Count how many lines of the material contain the string "color", then give that number and nothing more.

****************************************

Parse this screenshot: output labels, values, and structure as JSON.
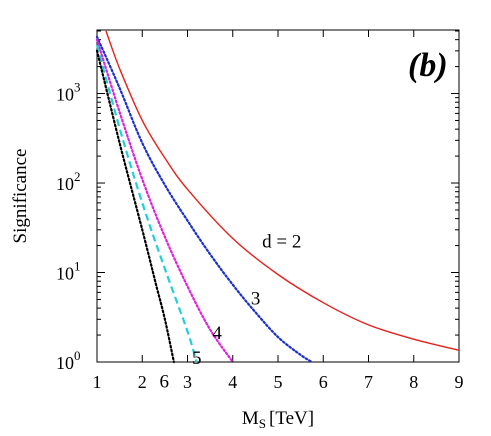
{
  "chart_data": {
    "type": "line",
    "panel_label": "(b)",
    "xlabel": "M",
    "xlabel_sub": "S",
    "xlabel_unit": "[TeV]",
    "ylabel": "Significance",
    "xlim": [
      1,
      9
    ],
    "ylim": [
      1,
      5000
    ],
    "yscale": "log",
    "x_ticks": [
      "1",
      "2",
      "3",
      "4",
      "5",
      "6",
      "7",
      "8",
      "9"
    ],
    "y_ticks": [
      {
        "base": "10",
        "exp": "0"
      },
      {
        "base": "10",
        "exp": "1"
      },
      {
        "base": "10",
        "exp": "2"
      },
      {
        "base": "10",
        "exp": "3"
      }
    ],
    "grid": false,
    "series": [
      {
        "name": "d = 2",
        "label_at": [
          4.65,
          19
        ],
        "color": "#e8201a",
        "style": "solid",
        "x": [
          1.2,
          1.5,
          2.0,
          2.5,
          3.0,
          4.0,
          5.0,
          6.0,
          7.0,
          8.0,
          9.0
        ],
        "y": [
          5000,
          1900,
          500,
          190,
          85,
          24,
          9.5,
          4.6,
          2.6,
          1.8,
          1.35
        ]
      },
      {
        "name": "3",
        "label_at": [
          4.4,
          4.4
        ],
        "color": "#1a2fd0",
        "style": "dotted",
        "x": [
          1.0,
          1.5,
          2.0,
          2.5,
          3.0,
          3.5,
          4.0,
          4.5,
          5.0,
          5.5,
          5.75
        ],
        "y": [
          4300,
          1150,
          280,
          95,
          38,
          16,
          7.3,
          3.6,
          1.9,
          1.2,
          1.0
        ]
      },
      {
        "name": "4",
        "label_at": [
          3.55,
          1.8
        ],
        "color": "#e020e0",
        "style": "dotted",
        "x": [
          1.0,
          1.5,
          2.0,
          2.5,
          3.0,
          3.5,
          4.0
        ],
        "y": [
          4000,
          620,
          110,
          25,
          7,
          2.3,
          1.0
        ]
      },
      {
        "name": "5",
        "label_at": [
          3.1,
          0.95
        ],
        "color": "#20d0d8",
        "style": "dashed",
        "x": [
          1.0,
          1.5,
          2.0,
          2.5,
          3.0,
          3.2
        ],
        "y": [
          3500,
          410,
          60,
          11,
          2.2,
          1.0
        ]
      },
      {
        "name": "6",
        "label_at": [
          2.38,
          0.52
        ],
        "color": "#000000",
        "style": "dotted",
        "x": [
          1.0,
          1.5,
          2.0,
          2.3,
          2.5,
          2.7
        ],
        "y": [
          3000,
          280,
          30,
          7.5,
          3,
          1.0
        ]
      }
    ]
  }
}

****************************************

▶ **Result of the exercise**
5